Word for word, transcribe every line from the one holding "Read out every word on this page." through the end of the records, but not the pictures.

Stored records
* start *
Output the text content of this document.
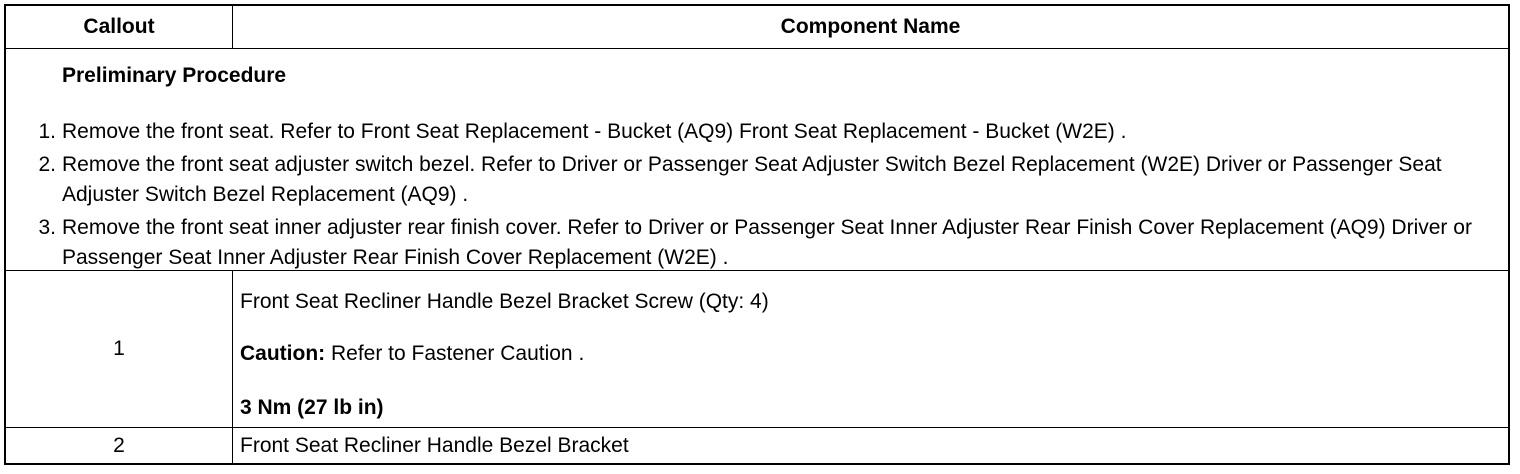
Callout	Component Name
Preliminary Procedure
1. Remove the front seat. Refer to Front Seat Replacement - Bucket (AQ9) Front Seat Replacement - Bucket (W2E) .
2. Remove the front seat adjuster switch bezel. Refer to Driver or Passenger Seat Adjuster Switch Bezel Replacement (W2E) Driver or Passenger Seat Adjuster Switch Bezel Replacement (AQ9) .
3. Remove the front seat inner adjuster rear finish cover. Refer to Driver or Passenger Seat Inner Adjuster Rear Finish Cover Replacement (AQ9) Driver or Passenger Seat Inner Adjuster Rear Finish Cover Replacement (W2E) .
1
Front Seat Recliner Handle Bezel Bracket Screw (Qty: 4)
Caution: Refer to Fastener Caution .
3 Nm (27 lb in)
2	Front Seat Recliner Handle Bezel Bracket
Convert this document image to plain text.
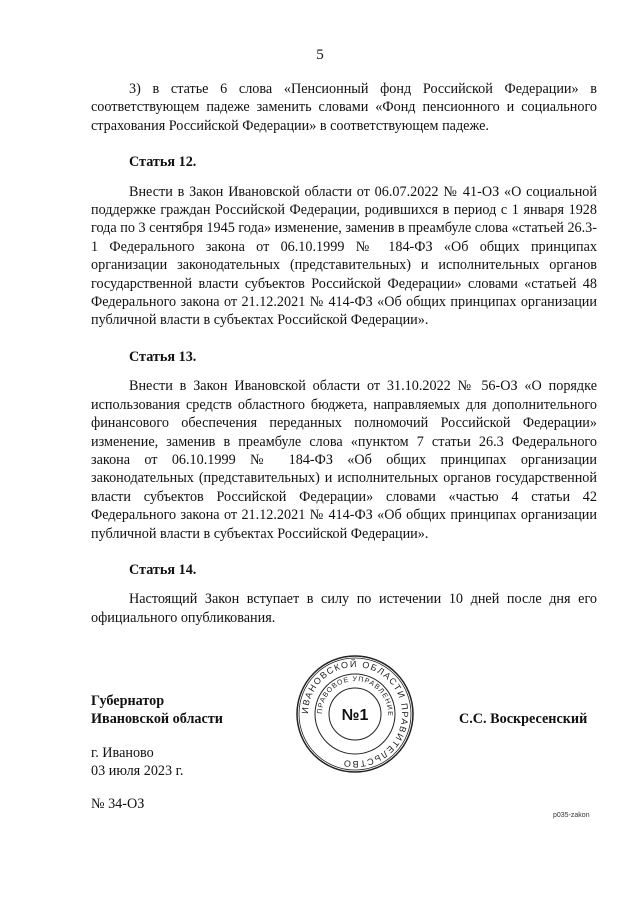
5

3) в статье 6 слова «Пенсионный фонд Российской Федерации» в соответствующем падеже заменить словами «Фонд пенсионного и социального страхования Российской Федерации» в соответствующем падеже.

Статья 12.

Внести в Закон Ивановской области от 06.07.2022 № 41-ОЗ «О социальной поддержке граждан Российской Федерации, родившихся в период с 1 января 1928 года по 3 сентября 1945 года» изменение, заменив в преамбуле слова «статьей 26.3-1 Федерального закона от 06.10.1999 № 184-ФЗ «Об общих принципах организации законодательных (представительных) и исполнительных органов государственной власти субъектов Российской Федерации» словами «статьей 48 Федерального закона от 21.12.2021 № 414-ФЗ «Об общих принципах организации публичной власти в субъектах Российской Федерации».

Статья 13.

Внести в Закон Ивановской области от 31.10.2022 № 56-ОЗ «О порядке использования средств областного бюджета, направляемых для дополнительного финансового обеспечения переданных полномочий Российской Федерации» изменение, заменив в преамбуле слова «пунктом 7 статьи 26.3 Федерального закона от 06.10.1999 № 184-ФЗ «Об общих принципах организации законодательных (представительных) и исполнительных органов государственной власти субъектов Российской Федерации» словами «частью 4 статьи 42 Федерального закона от 21.12.2021 № 414-ФЗ «Об общих принципах организации публичной власти в субъектах Российской Федерации».

Статья 14.

Настоящий Закон вступает в силу по истечении 10 дней после дня его официального опубликования.

Губернатор
Ивановской области	С.С. Воскресенский
г. Иваново
03 июля 2023 г.
№ 34-ОЗ
ИВАНОВСКОЙ ОБЛАСТИ ПРАВИТЕЛЬСТВО
ПРАВОВОЕ УПРАВЛЕНИЕ
№1
p035-zakon
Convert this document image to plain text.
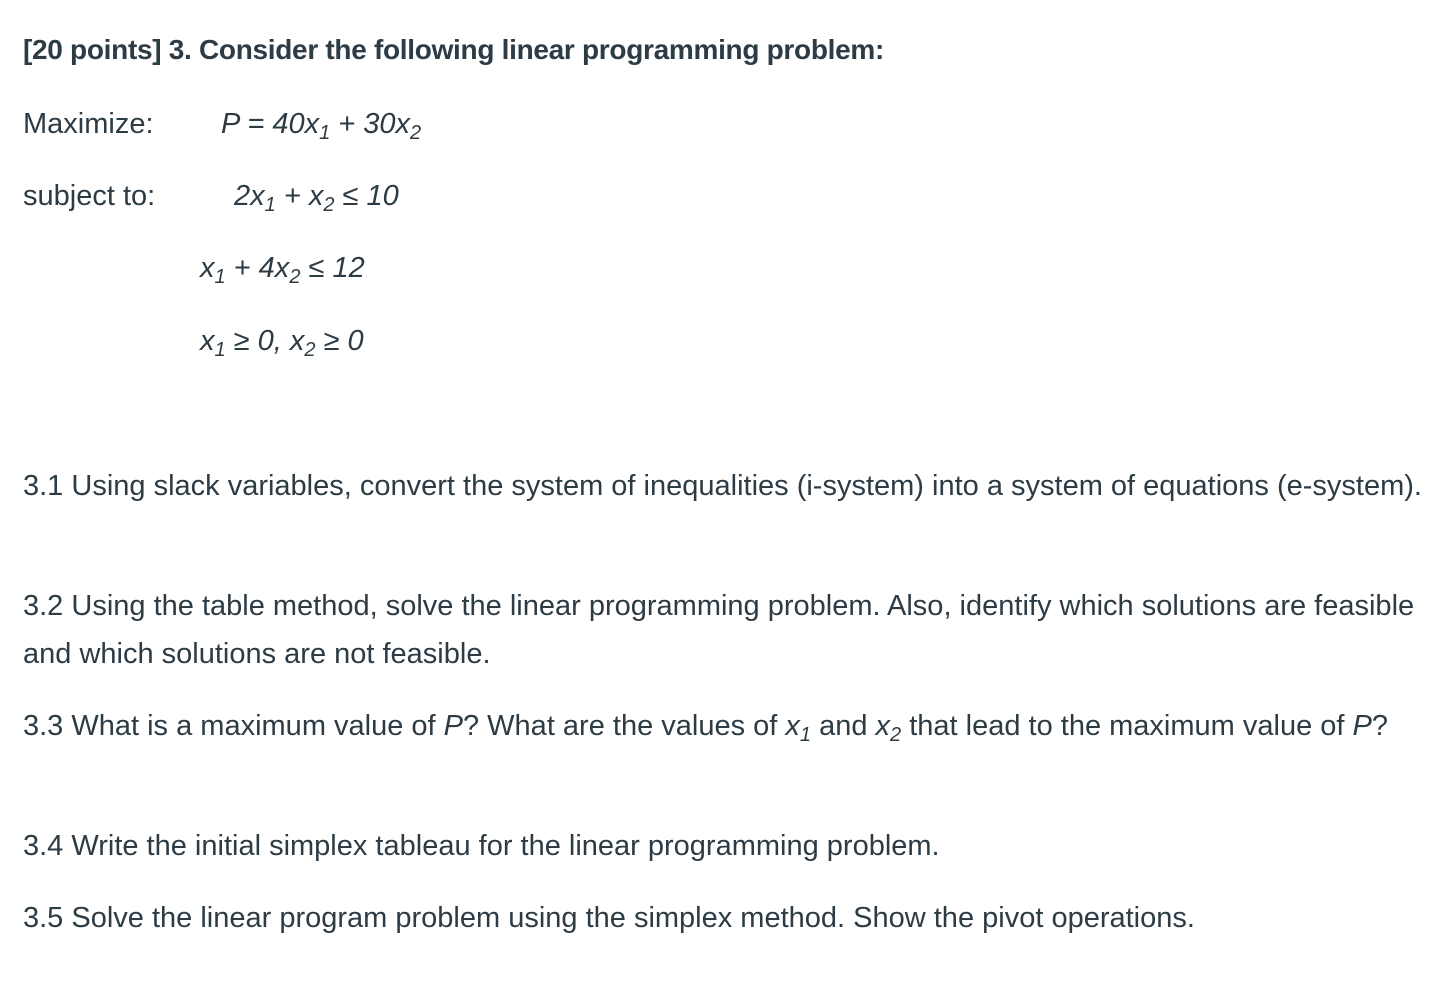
[20 points] 3. Consider the following linear programming problem:
Maximize: $P = 40x_1 + 30x_2$
subject to:	$2x_1 + x_2 \le 10$
$x_1 + 4x_2 \le 12$
$x_1 \ge 0$, $x_2 \ge 0$
3.1 Using slack variables, convert the system of inequalities (i-system) into a system of equations (e-system).
3.2 Using the table method, solve the linear programming problem. Also, identify which solutions are feasible and which solutions are not feasible.
3.3 What is a maximum value of P? What are the values of $x_1$ and $x_2$ that lead to the maximum value of P?
3.4 Write the initial simplex tableau for the linear programming problem.
3.5 Solve the linear program problem using the simplex method. Show the pivot operations.
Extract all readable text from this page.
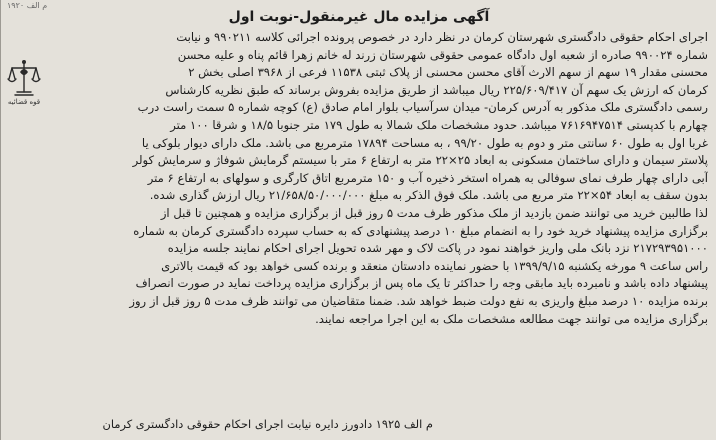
م الف ۱۹۲۰
آگهی مزایده مال غیرمنقول-نوبت اول
قوه قضائیه
اجرای احکام حقوقی دادگستری شهرستان کرمان در نظر دارد در خصوص پرونده اجرائی کلاسه ۹۹۰۲۱۱ و نیابت
شماره ۹۹۰۰۲۴ صادره از شعبه اول دادگاه عمومی حقوقی شهرستان زرند له خانم زهرا قائم پناه و علیه محسن
محسنی مقدار ۱۹ سهم از سهم الارث آقای محسن محسنی از پلاک ثبتی ۱۱۵۳۸ فرعی از ۳۹۶۸ اصلی بخش ۲
کرمان که ارزش یک سهم آن ۲۲۵/۶۰۹/۴۱۷ ریال میباشد از طریق مزایده بفروش برساند که طبق نظریه کارشناس
رسمی دادگستری ملک مذکور به آدرس کرمان- میدان سرآسیاب بلوار امام صادق (ع) کوچه شماره ۵ سمت راست درب
چهارم با کدپستی ۷۶۱۶۹۴۷۵۱۴ میباشد. حدود مشخصات ملک شمالا به طول ۱۷۹ متر جنوبا ۱۸/۵ و شرقا ۱۰۰ متر
غربا اول به طول ۶۰ سانتی متر و دوم به طول ۹۹/۲۰ ، به مساحت ۱۷۸۹۴ مترمربع می باشد. ملک دارای دیوار بلوکی یا
پلاستر سیمان و دارای ساختمان مسکونی به ابعاد ۲۵×۲۲ متر به ارتفاع ۶ متر با سیستم گرمایش شوفاژ و سرمایش کولر
آبی دارای چهار طرف نمای سوفالی به همراه استخر ذخیره آب و ۱۵۰ مترمربع اتاق کارگری و سولهای به ارتفاع ۶ متر
بدون سقف به ابعاد ۵۴×۲۲ متر مربع می باشد. ملک فوق الذکر به مبلغ ۲۱/۶۵۸/۵۰/۰۰۰/۰۰۰ ریال ارزش گذاری شده.
لذا طالبین خرید می توانند ضمن بازدید از ملک مذکور ظرف مدت ۵ روز قبل از برگزاری مزایده و همچنین تا قبل از
برگزاری مزایده پیشنهاد خرید خود را به انضمام مبلغ ۱۰ درصد پیشنهادی که به حساب سپرده دادگستری کرمان به شماره
۲۱۷۲۹۳۹۵۱۰۰۰ نزد بانک ملی واریز خواهند نمود در پاکت لاک و مهر شده تحویل اجرای احکام نمایند جلسه مزایده
راس ساعت ۹ مورخه یکشنبه ۱۳۹۹/۹/۱۵ با حضور نماینده دادستان منعقد و برنده کسی خواهد بود که قیمت بالاتری
پیشنهاد داده باشد و نامبرده باید مابقی وجه را حداکثر تا یک ماه پس از برگزاری مزایده پرداخت نماید در صورت انصراف
برنده مزایده ۱۰ درصد مبلغ واریزی به نفع دولت ضبط خواهد شد. ضمنا متقاضیان می توانند ظرف مدت ۵ روز قبل از روز
برگزاری مزایده می توانند جهت مطالعه مشخصات ملک به این اجرا مراجعه نمایند.
م الف ۱۹۲۵ دادورز دایره نیابت اجرای احکام حقوقی دادگستری کرمان
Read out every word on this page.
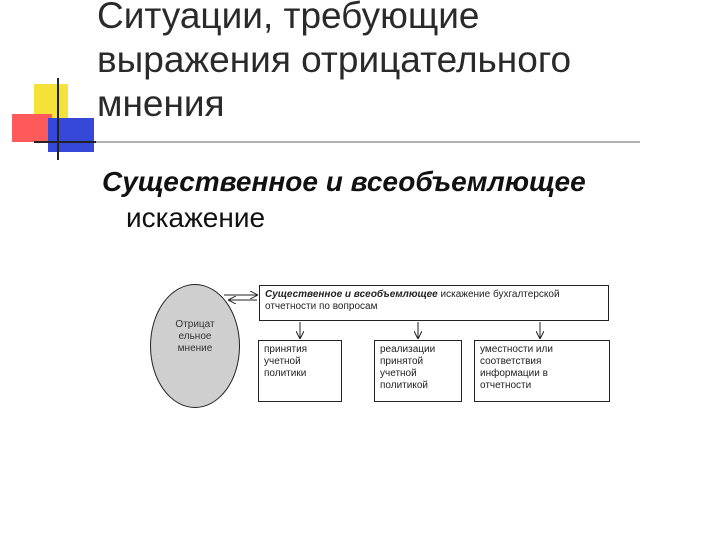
Ситуации, требующие
выражения отрицательного
мнения

Существенное и всеобъемлющее

искажение

Отрицат
ельное
мнение
Существенное и всеобъемлющее искажение бухгалтерской отчетности по вопросам
принятия
учетной
политики
реализации
принятой
учетной
политикой
уместности или
соответствия
информации в
отчетности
* end *
— IN RESPONSE —
Read out every word on this page.
Ситуации, требующие
выражения отрицательного
мнения

Существенное и всеобъемлющее

искажение

Отрицат
ельное
мнение
Существенное и всеобъемлющее искажение бухгалтерской отчетности по вопросам
принятия
учетной
политики
реализации
принятой
учетной
политикой
уместности или
соответствия
информации в
отчетности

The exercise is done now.